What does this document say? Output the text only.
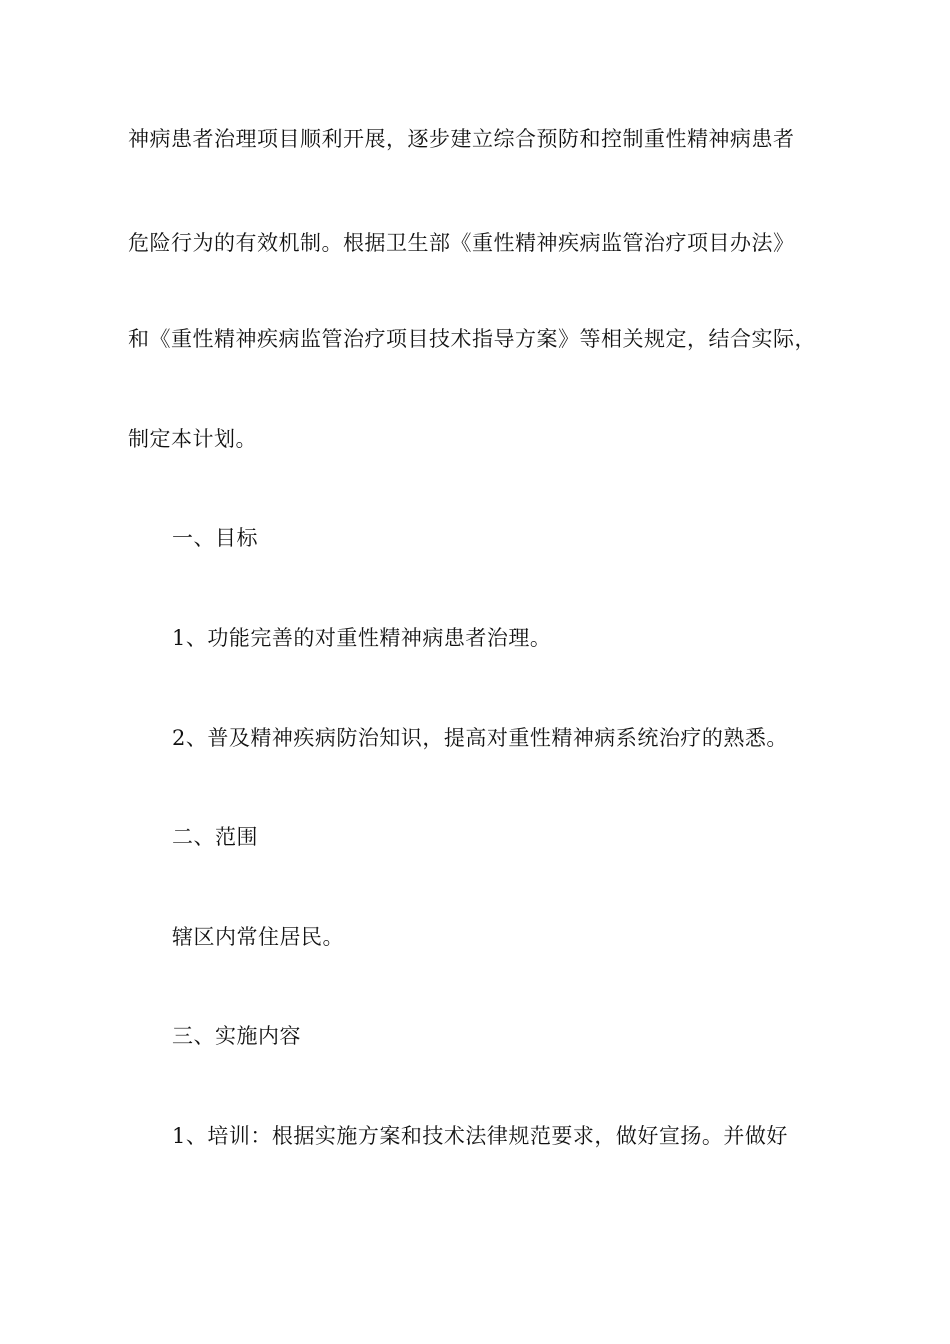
神病患者治理项目顺利开展，逐步建立综合预防和控制重性精神病患者
危险行为的有效机制。根据卫生部《重性精神疾病监管治疗项目办法》
和《重性精神疾病监管治疗项目技术指导方案》等相关规定，结合实际，
制定本计划。
一、目标
1、功能完善的对重性精神病患者治理。
2、普及精神疾病防治知识，提高对重性精神病系统治疗的熟悉。
二、范围
辖区内常住居民。
三、实施内容
1、培训：根据实施方案和技术法律规范要求，做好宣扬。并做好
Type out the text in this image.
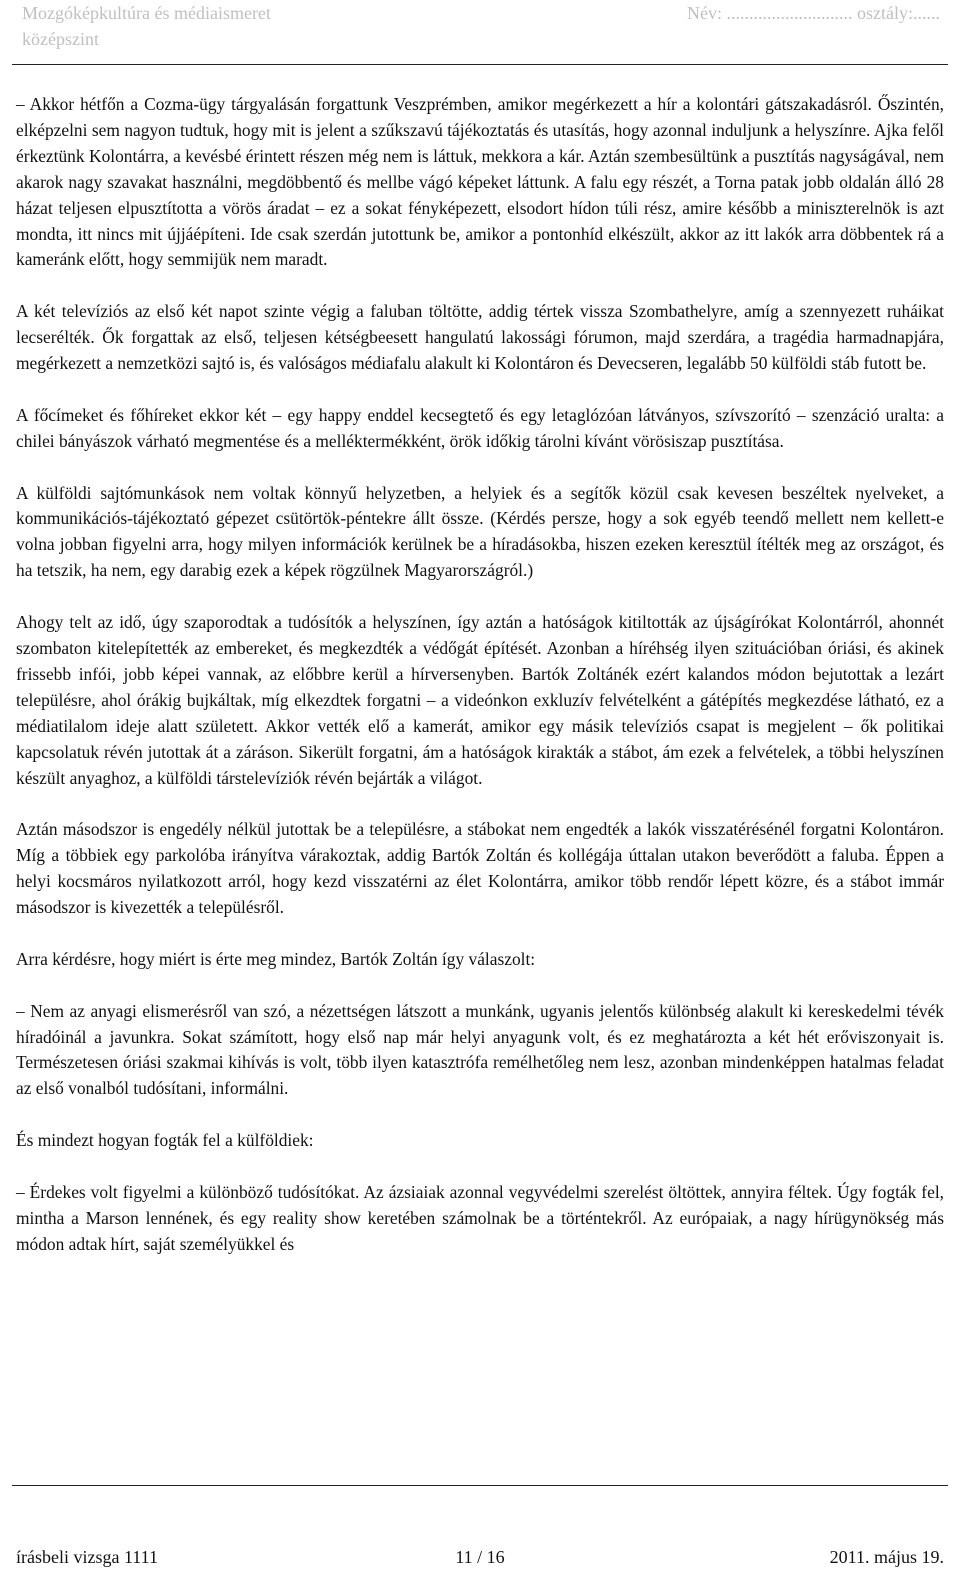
Mozgóképkultúra és médiaismeret
középszint
Név: ............................ osztály:......

– Akkor hétfőn a Cozma-ügy tárgyalásán forgattunk Veszprémben, amikor megérkezett a hír a kolontári gátszakadásról. Őszintén, elképzelni sem nagyon tudtuk, hogy mit is jelent a szűkszavú tájékoztatás és utasítás, hogy azonnal induljunk a helyszínre. Ajka felől érkeztünk Kolontárra, a kevésbé érintett részen még nem is láttuk, mekkora a kár. Aztán szembesültünk a pusztítás nagyságával, nem akarok nagy szavakat használni, megdöbbentő és mellbe vágó képeket láttunk. A falu egy részét, a Torna patak jobb oldalán álló 28 házat teljesen elpusztította a vörös áradat – ez a sokat fényképezett, elsodort hídon túli rész, amire később a miniszterelnök is azt mondta, itt nincs mit újjáépíteni. Ide csak szerdán jutottunk be, amikor a pontonhíd elkészült, akkor az itt lakók arra döbbentek rá a kameránk előtt, hogy semmijük nem maradt.

A két televíziós az első két napot szinte végig a faluban töltötte, addig tértek vissza Szombathelyre, amíg a szennyezett ruháikat lecserélték. Ők forgattak az első, teljesen kétségbeesett hangulatú lakossági fórumon, majd szerdára, a tragédia harmadnapjára, megérkezett a nemzetközi sajtó is, és valóságos médiafalu alakult ki Kolontáron és Devecseren, legalább 50 külföldi stáb futott be.

A főcímeket és főhíreket ekkor két – egy happy enddel kecsegtető és egy letaglózóan látványos, szívszorító – szenzáció uralta: a chilei bányászok várható megmentése és a melléktermékként, örök időkig tárolni kívánt vörösiszap pusztítása.

A külföldi sajtómunkások nem voltak könnyű helyzetben, a helyiek és a segítők közül csak kevesen beszéltek nyelveket, a kommunikációs-tájékoztató gépezet csütörtök-péntekre állt össze. (Kérdés persze, hogy a sok egyéb teendő mellett nem kellett-e volna jobban figyelni arra, hogy milyen információk kerülnek be a híradásokba, hiszen ezeken keresztül ítélték meg az országot, és ha tetszik, ha nem, egy darabig ezek a képek rögzülnek Magyarországról.)

Ahogy telt az idő, úgy szaporodtak a tudósítók a helyszínen, így aztán a hatóságok kitiltották az újságírókat Kolontárról, ahonnét szombaton kitelepítették az embereket, és megkezdték a védőgát építését. Azonban a híréhség ilyen szituációban óriási, és akinek frissebb infói, jobb képei vannak, az előbbre kerül a hírversenyben. Bartók Zoltánék ezért kalandos módon bejutottak a lezárt településre, ahol órákig bujkáltak, míg elkezdtek forgatni – a videónkon exkluzív felvételként a gátépítés megkezdése látható, ez a médiatilalom ideje alatt született. Akkor vették elő a kamerát, amikor egy másik televíziós csapat is megjelent – ők politikai kapcsolatuk révén jutottak át a záráson. Sikerült forgatni, ám a hatóságok kirakták a stábot, ám ezek a felvételek, a többi helyszínen készült anyaghoz, a külföldi társtelevíziók révén bejárták a világot.

Aztán másodszor is engedély nélkül jutottak be a településre, a stábokat nem engedték a lakók visszatérésénél forgatni Kolontáron. Míg a többiek egy parkolóba irányítva várakoztak, addig Bartók Zoltán és kollégája úttalan utakon beverődött a faluba. Éppen a helyi kocsmáros nyilatkozott arról, hogy kezd visszatérni az élet Kolontárra, amikor több rendőr lépett közre, és a stábot immár másodszor is kivezették a településről.

Arra kérdésre, hogy miért is érte meg mindez, Bartók Zoltán így válaszolt:

– Nem az anyagi elismerésről van szó, a nézettségen látszott a munkánk, ugyanis jelentős különbség alakult ki kereskedelmi tévék híradóinál a javunkra. Sokat számított, hogy első nap már helyi anyagunk volt, és ez meghatározta a két hét erőviszonyait is. Természetesen óriási szakmai kihívás is volt, több ilyen katasztrófa remélhetőleg nem lesz, azonban mindenképpen hatalmas feladat az első vonalból tudósítani, informálni.

És mindezt hogyan fogták fel a külföldiek:

– Érdekes volt figyelmi a különböző tudósítókat. Az ázsiaiak azonnal vegyvédelmi szerelést öltöttek, annyira féltek. Úgy fogták fel, mintha a Marson lennének, és egy reality show keretében számolnak be a történtekről. Az európaiak, a nagy hírügynökség más módon adtak hírt, saját személyükkel és

írásbeli vizsga 1111	11 / 16	2011. május 19.
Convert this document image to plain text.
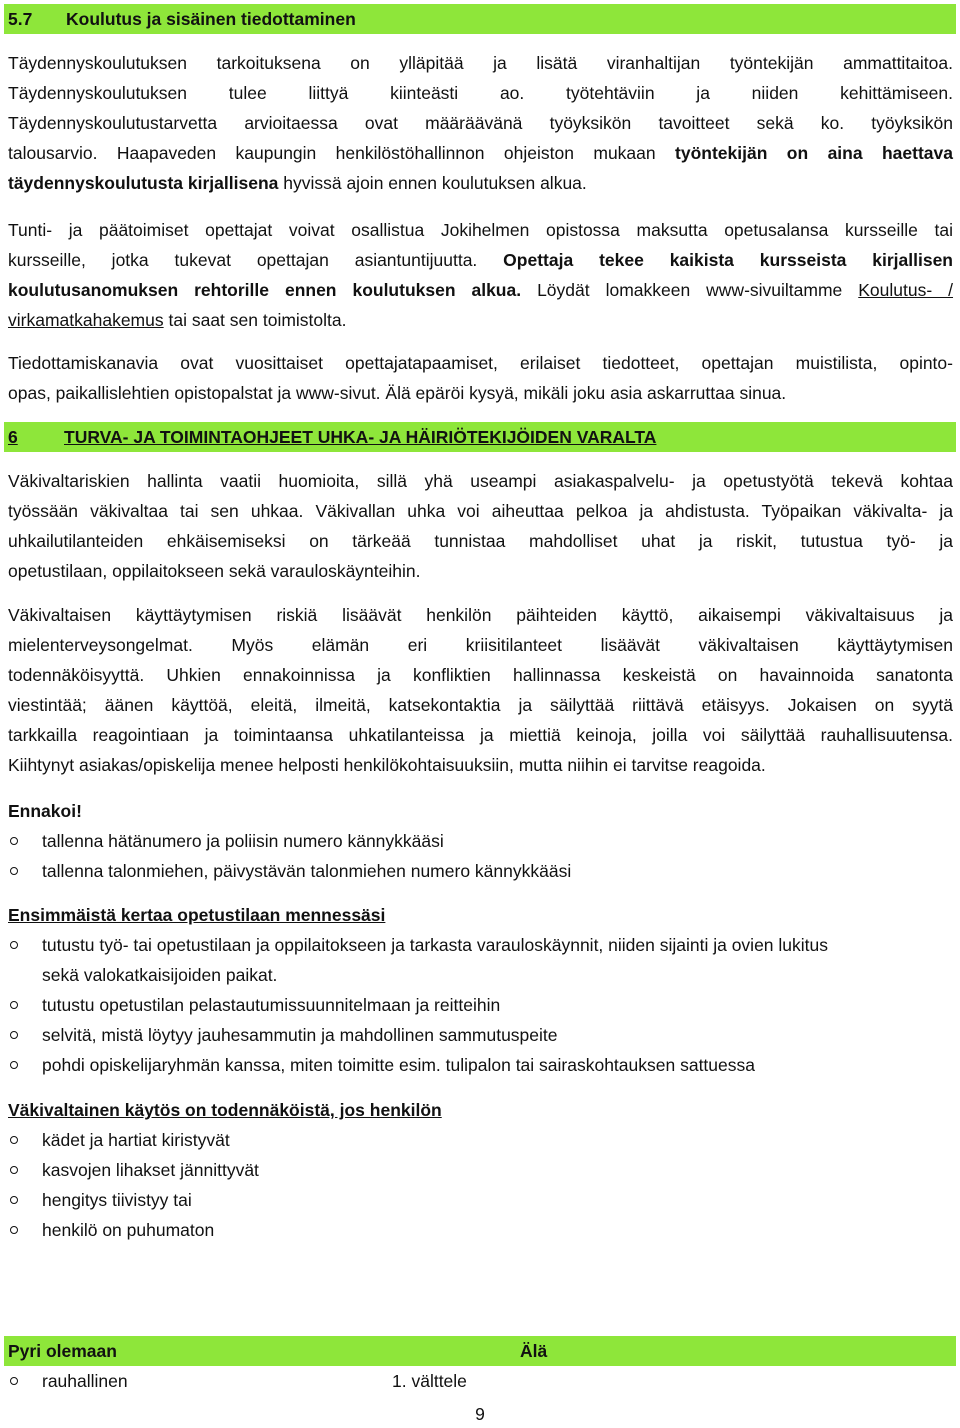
5.7 Koulutus ja sisäinen tiedottaminen
Täydennyskoulutuksen tarkoituksena on ylläpitää ja lisätä viranhaltijan työntekijän ammattitaitoa.
Täydennyskoulutuksen tulee liittyä kiinteästi ao. työtehtäviin ja niiden kehittämiseen.
Täydennyskoulutustarvetta arvioitaessa ovat määräävänä työyksikön tavoitteet sekä ko. työyksikön
talousarvio. Haapaveden kaupungin henkilöstöhallinnon ohjeiston mukaan työntekijän on aina haettava
täydennyskoulutusta kirjallisena hyvissä ajoin ennen koulutuksen alkua.
Tunti- ja päätoimiset opettajat voivat osallistua Jokihelmen opistossa maksutta opetusalansa kursseille tai
kursseille, jotka tukevat opettajan asiantuntijuutta. Opettaja tekee kaikista kursseista kirjallisen
koulutusanomuksen rehtorille ennen koulutuksen alkua. Löydät lomakkeen www-sivuiltamme Koulutus- /
virkamatkahakemus tai saat sen toimistolta.
Tiedottamiskanavia ovat vuosittaiset opettajatapaamiset, erilaiset tiedotteet, opettajan muistilista, opinto-
opas, paikallislehtien opistopalstat ja www-sivut. Älä epäröi kysyä, mikäli joku asia askarruttaa sinua.
6	TURVA- JA TOIMINTAOHJEET UHKA- JA HÄIRIÖTEKIJÖIDEN VARALTA
Väkivaltariskien hallinta vaatii huomioita, sillä yhä useampi asiakaspalvelu- ja opetustyötä tekevä kohtaa
työssään väkivaltaa tai sen uhkaa. Väkivallan uhka voi aiheuttaa pelkoa ja ahdistusta. Työpaikan väkivalta- ja
uhkailutilanteiden ehkäisemiseksi on tärkeää tunnistaa mahdolliset uhat ja riskit, tutustua työ- ja
opetustilaan, oppilaitokseen sekä varauloskäynteihin.
Väkivaltaisen käyttäytymisen riskiä lisäävät henkilön päihteiden käyttö, aikaisempi väkivaltaisuus ja
mielenterveysongelmat. Myös elämän eri kriisitilanteet lisäävät väkivaltaisen käyttäytymisen
todennäköisyyttä. Uhkien ennakoinnissa ja konfliktien hallinnassa keskeistä on havainnoida sanatonta
viestintää; äänen käyttöä, eleitä, ilmeitä, katsekontaktia ja säilyttää riittävä etäisyys. Jokaisen on syytä
tarkkailla reagointiaan ja toimintaansa uhkatilanteissa ja miettiä keinoja, joilla voi säilyttää rauhallisuutensa.
Kiihtynyt asiakas/opiskelija menee helposti henkilökohtaisuuksiin, mutta niihin ei tarvitse reagoida.
Ennakoi!
tallenna hätänumero ja poliisin numero kännykkääsi
tallenna talonmiehen, päivystävän talonmiehen numero kännykkääsi
Ensimmäistä kertaa opetustilaan mennessäsi
tutustu työ- tai opetustilaan ja oppilaitokseen ja tarkasta varauloskäynnit, niiden sijainti ja ovien lukitus
sekä valokatkaisijoiden paikat.
tutustu opetustilan pelastautumissuunnitelmaan ja reitteihin
selvitä, mistä löytyy jauhesammutin ja mahdollinen sammutuspeite
pohdi opiskelijaryhmän kanssa, miten toimitte esim. tulipalon tai sairaskohtauksen sattuessa
Väkivaltainen käytös on todennäköistä, jos henkilön
kädet ja hartiat kiristyvät
kasvojen lihakset jännittyvät
hengitys tiivistyy tai
henkilö on puhumaton
Pyri olemaan	Älä
rauhallinen	1. välttele
9
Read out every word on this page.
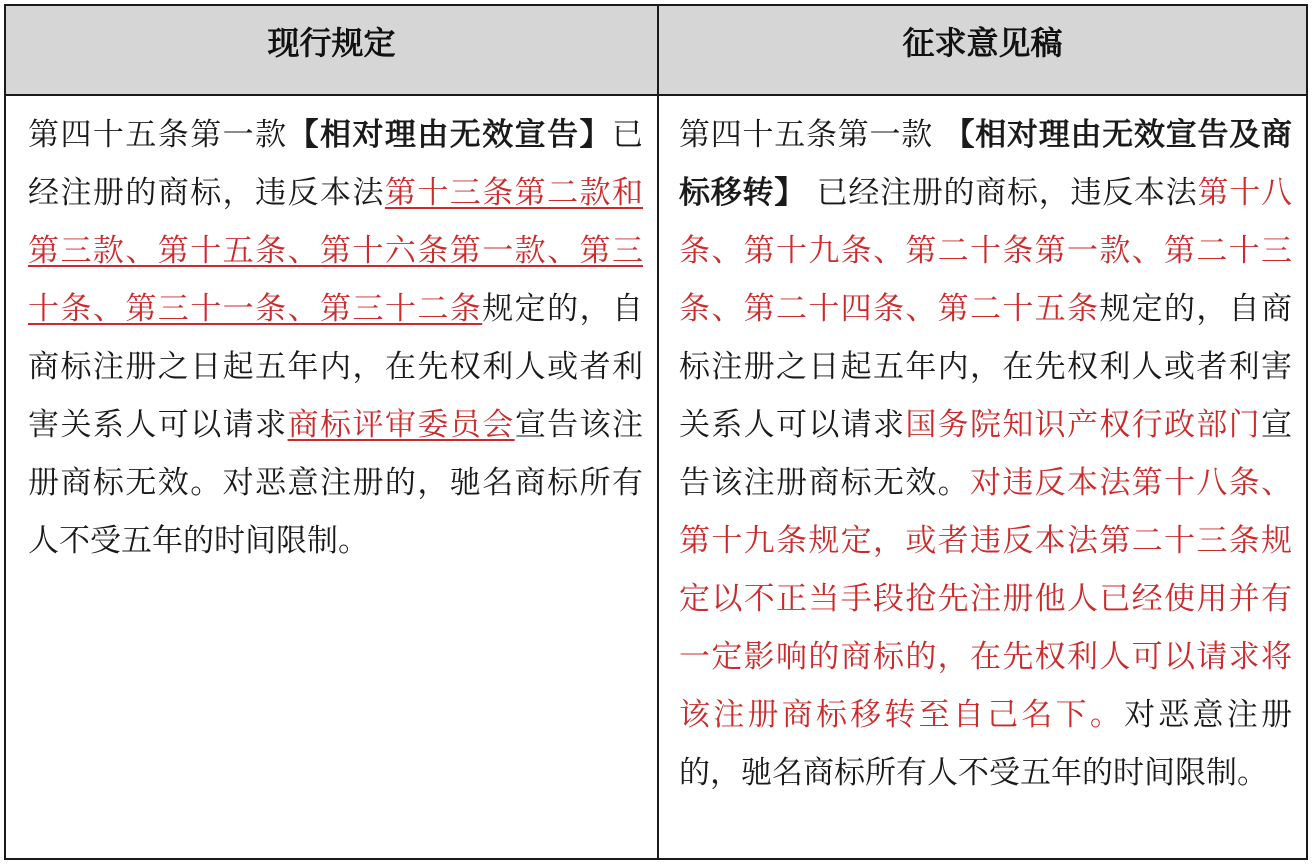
现行规定	征求意见稿
第四十五条第一款【相对理由无效宣告】已经注册的商标，违反本法第十三条第二款和第三款、第十五条、第十六条第一款、第三十条、第三十一条、第三十二条规定的，自商标注册之日起五年内，在先权利人或者利害关系人可以请求商标评审委员会宣告该注册商标无效。对恶意注册的，驰名商标所有人不受五年的时间限制。
第四十五条第一款 【相对理由无效宣告及商标移转】 已经注册的商标，违反本法第十八条、第十九条、第二十条第一款、第二十三条、第二十四条、第二十五条规定的，自商标注册之日起五年内，在先权利人或者利害关系人可以请求国务院知识产权行政部门宣告该注册商标无效。对违反本法第十八条、第十九条规定，或者违反本法第二十三条规定以不正当手段抢先注册他人已经使用并有一定影响的商标的，在先权利人可以请求将该注册商标移转至自己名下。对恶意注册的，驰名商标所有人不受五年的时间限制。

**DIRECTIONS:**
Collect every line with the string "henkilön" from the records, and copy each.

**RESULT FOR THIS EXERCISE:**
Väkivaltaisen käyttäytymisen riskiä lisäävät henkilön päihteiden käyttö, aikaisempi väkivaltaisuus ja
Väkivaltainen käytös on todennäköistä, jos henkilön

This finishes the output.